## EXTRACTED MATERIAL
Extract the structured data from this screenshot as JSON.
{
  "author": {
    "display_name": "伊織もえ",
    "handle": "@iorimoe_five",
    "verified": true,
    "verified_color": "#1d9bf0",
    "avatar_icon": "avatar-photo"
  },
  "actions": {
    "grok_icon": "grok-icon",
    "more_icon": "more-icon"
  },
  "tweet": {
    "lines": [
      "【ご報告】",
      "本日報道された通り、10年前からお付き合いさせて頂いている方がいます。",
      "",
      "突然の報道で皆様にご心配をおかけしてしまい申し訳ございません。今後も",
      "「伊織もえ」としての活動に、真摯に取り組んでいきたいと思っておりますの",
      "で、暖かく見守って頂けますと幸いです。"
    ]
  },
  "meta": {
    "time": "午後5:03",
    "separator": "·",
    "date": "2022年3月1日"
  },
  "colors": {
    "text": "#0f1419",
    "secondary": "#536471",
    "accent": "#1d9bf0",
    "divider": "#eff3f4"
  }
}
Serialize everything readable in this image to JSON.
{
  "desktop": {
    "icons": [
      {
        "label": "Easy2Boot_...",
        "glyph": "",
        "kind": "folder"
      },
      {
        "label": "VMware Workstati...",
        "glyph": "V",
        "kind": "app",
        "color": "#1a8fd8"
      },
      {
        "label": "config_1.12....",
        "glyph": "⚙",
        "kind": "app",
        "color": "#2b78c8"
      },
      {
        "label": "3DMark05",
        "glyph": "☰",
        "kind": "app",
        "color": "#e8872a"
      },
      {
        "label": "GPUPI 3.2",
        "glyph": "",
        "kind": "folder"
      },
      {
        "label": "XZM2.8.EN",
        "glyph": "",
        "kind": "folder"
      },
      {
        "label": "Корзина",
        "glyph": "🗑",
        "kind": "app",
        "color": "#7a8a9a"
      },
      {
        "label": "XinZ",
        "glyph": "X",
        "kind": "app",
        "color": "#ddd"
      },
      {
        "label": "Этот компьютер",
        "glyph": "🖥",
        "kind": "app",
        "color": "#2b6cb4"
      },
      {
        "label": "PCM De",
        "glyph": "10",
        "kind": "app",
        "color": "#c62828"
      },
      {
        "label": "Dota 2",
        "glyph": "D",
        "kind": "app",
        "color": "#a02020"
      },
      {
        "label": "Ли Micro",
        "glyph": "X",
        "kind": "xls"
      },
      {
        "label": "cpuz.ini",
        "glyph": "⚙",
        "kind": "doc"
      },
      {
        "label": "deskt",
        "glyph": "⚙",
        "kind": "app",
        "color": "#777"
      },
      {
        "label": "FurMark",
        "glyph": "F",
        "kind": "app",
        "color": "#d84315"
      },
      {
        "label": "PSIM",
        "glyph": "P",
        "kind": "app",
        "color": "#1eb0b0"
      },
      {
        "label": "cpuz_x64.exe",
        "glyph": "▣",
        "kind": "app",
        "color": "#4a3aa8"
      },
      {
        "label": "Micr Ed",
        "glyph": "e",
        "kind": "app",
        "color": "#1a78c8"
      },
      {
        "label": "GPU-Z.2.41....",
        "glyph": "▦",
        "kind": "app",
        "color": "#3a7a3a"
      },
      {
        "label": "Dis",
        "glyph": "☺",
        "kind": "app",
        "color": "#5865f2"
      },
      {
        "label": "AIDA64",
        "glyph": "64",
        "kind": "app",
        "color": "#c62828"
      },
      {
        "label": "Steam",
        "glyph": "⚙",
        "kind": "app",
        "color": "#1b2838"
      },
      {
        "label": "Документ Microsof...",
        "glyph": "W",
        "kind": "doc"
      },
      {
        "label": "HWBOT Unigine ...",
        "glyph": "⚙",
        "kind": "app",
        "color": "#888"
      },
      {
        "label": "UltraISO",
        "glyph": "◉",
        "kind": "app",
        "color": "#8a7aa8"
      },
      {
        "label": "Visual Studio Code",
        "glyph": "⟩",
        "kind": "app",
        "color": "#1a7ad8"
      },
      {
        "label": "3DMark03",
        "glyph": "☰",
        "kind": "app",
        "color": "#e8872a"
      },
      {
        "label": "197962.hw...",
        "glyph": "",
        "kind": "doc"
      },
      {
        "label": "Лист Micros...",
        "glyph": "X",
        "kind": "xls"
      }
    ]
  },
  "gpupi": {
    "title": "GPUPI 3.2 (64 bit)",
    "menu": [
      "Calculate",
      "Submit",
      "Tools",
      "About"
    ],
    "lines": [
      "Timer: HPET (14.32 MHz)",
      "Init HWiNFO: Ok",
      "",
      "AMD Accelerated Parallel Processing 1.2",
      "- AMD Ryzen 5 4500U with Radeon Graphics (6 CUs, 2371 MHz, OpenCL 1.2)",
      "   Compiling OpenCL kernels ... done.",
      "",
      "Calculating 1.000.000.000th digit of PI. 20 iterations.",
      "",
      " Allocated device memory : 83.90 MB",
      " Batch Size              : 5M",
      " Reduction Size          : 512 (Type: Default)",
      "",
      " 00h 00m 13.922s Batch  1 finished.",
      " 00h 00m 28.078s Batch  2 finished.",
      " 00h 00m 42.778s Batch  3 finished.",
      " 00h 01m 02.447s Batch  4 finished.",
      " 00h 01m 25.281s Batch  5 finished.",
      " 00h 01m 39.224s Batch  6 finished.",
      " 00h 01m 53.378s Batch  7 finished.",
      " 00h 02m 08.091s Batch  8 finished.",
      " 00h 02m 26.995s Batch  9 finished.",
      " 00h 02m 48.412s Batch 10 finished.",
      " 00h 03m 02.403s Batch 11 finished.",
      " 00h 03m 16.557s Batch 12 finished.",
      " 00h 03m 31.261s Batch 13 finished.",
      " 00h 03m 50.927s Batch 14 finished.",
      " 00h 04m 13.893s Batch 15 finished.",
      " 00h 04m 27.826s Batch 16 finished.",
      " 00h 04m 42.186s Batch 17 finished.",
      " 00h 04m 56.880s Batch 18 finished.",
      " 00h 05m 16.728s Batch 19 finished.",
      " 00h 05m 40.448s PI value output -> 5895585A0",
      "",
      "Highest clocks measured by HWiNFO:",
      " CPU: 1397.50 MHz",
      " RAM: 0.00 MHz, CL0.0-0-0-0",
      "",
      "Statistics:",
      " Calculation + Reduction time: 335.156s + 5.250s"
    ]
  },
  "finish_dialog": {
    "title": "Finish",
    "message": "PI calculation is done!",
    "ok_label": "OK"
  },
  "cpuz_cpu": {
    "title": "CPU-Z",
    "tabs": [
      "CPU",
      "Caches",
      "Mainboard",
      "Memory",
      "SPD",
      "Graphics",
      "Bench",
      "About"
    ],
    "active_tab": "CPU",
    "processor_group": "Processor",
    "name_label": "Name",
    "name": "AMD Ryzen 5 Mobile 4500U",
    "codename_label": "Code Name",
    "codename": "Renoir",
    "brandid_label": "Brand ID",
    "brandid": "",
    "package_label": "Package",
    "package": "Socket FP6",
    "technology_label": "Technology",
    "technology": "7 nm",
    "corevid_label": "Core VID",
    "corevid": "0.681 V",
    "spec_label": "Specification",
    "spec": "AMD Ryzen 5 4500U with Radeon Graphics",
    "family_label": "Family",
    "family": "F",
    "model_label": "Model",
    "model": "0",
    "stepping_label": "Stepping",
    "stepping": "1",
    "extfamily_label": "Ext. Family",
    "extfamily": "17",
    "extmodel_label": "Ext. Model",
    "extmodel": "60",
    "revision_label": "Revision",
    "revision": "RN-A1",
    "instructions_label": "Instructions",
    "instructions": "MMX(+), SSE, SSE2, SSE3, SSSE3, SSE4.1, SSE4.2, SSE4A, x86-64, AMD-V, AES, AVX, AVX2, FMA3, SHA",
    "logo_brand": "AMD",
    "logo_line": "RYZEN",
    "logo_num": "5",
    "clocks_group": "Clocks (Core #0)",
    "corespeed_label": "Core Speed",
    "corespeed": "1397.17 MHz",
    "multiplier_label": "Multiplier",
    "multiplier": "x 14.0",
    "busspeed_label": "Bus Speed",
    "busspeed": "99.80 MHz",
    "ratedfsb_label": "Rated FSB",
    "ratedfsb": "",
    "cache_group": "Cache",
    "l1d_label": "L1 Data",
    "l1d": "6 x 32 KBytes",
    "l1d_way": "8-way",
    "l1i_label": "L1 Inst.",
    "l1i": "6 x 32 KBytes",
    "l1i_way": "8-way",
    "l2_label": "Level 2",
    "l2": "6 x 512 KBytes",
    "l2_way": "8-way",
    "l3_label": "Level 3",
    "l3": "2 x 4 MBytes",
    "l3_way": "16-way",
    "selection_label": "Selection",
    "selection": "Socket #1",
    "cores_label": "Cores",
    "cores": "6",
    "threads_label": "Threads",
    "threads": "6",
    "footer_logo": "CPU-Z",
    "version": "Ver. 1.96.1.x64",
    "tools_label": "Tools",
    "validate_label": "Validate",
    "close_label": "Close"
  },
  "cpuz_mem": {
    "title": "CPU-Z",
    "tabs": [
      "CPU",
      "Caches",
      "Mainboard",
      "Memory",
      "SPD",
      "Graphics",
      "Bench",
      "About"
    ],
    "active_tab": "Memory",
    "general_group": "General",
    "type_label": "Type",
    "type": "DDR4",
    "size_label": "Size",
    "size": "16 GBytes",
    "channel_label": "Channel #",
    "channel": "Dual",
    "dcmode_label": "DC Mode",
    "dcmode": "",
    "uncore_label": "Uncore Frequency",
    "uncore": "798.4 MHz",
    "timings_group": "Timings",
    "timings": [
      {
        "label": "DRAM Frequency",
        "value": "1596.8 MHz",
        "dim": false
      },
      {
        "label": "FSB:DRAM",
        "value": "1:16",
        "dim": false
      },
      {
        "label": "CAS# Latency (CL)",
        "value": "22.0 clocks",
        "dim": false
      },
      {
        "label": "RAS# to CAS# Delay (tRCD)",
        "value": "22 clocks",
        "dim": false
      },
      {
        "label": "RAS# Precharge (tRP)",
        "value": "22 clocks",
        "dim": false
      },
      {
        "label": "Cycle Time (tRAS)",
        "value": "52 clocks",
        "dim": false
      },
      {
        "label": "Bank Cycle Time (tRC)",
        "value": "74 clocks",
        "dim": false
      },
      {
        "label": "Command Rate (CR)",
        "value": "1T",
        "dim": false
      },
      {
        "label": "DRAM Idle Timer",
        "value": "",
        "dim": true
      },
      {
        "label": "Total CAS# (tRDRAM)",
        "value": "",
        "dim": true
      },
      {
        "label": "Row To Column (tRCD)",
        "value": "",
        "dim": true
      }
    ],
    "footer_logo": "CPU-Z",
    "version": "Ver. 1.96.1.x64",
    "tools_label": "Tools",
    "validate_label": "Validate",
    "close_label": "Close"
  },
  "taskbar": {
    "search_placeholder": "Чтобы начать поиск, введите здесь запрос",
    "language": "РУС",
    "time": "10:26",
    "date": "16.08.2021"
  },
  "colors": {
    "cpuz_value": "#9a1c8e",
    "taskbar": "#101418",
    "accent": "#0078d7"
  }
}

## WHAT YOU NEED TO DO
Determine how many lines of the entries above carry the string "Radeon", and give that number alone.

## OUTPUT OF THE EXERCISE
2